◆ Requirements ◆
Gather every line from the entries below that includes "color".

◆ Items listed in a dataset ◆
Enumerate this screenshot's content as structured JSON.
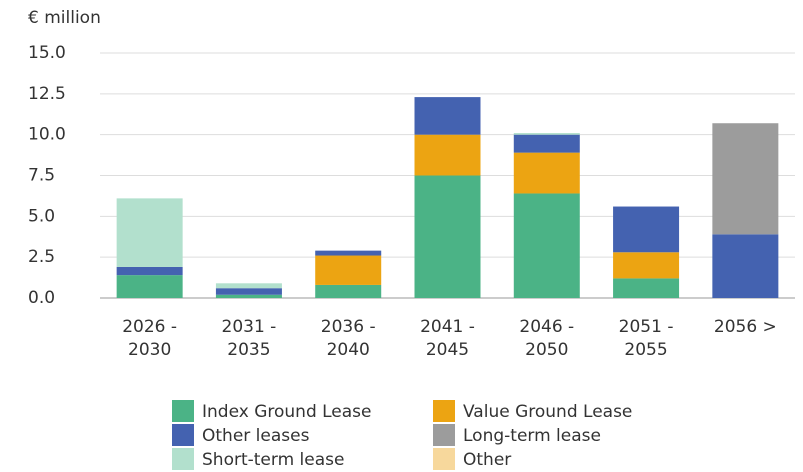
{
  "chart_data": {
    "type": "stacked_bar",
    "y_label": "€ million",
    "categories": [
      "2026 - 2030",
      "2031 - 2035",
      "2036 - 2040",
      "2041 - 2045",
      "2046 - 2050",
      "2051 - 2055",
      "2056 >"
    ],
    "series": [
      {
        "name": "Index Ground Lease",
        "color": "#4bb386",
        "values": [
          1.4,
          0.2,
          0.8,
          7.5,
          6.4,
          1.2,
          0
        ]
      },
      {
        "name": "Value Ground Lease",
        "color": "#eca412",
        "values": [
          0,
          0,
          1.8,
          2.5,
          2.5,
          1.6,
          0
        ]
      },
      {
        "name": "Other leases",
        "color": "#4462b0",
        "values": [
          0.5,
          0.4,
          0.3,
          2.3,
          1.1,
          2.8,
          3.9
        ]
      },
      {
        "name": "Long-term lease",
        "color": "#9c9c9c",
        "values": [
          0,
          0,
          0,
          0,
          0,
          0,
          6.8
        ]
      },
      {
        "name": "Short-term lease",
        "color": "#b2e0cd",
        "values": [
          4.2,
          0.3,
          0,
          0,
          0.1,
          0,
          0
        ]
      },
      {
        "name": "Other",
        "color": "#f7d89c",
        "values": [
          0,
          0,
          0,
          0,
          0,
          0,
          0
        ]
      }
    ],
    "ylim": [
      0,
      15
    ],
    "yticks": [
      {
        "value": 0,
        "label": "0.0"
      },
      2.5,
      {
        "value": 5,
        "label": "5.0"
      },
      7.5,
      {
        "value": 10,
        "label": "10.0"
      },
      12.5,
      {
        "value": 15,
        "label": "15.0"
      }
    ],
    "grid": true
  }
}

◆ Answer to the exercise ◆
        "color": "#4bb386",
        "color": "#eca412",
        "color": "#4462b0",
        "color": "#9c9c9c",
        "color": "#b2e0cd",
        "color": "#f7d89c",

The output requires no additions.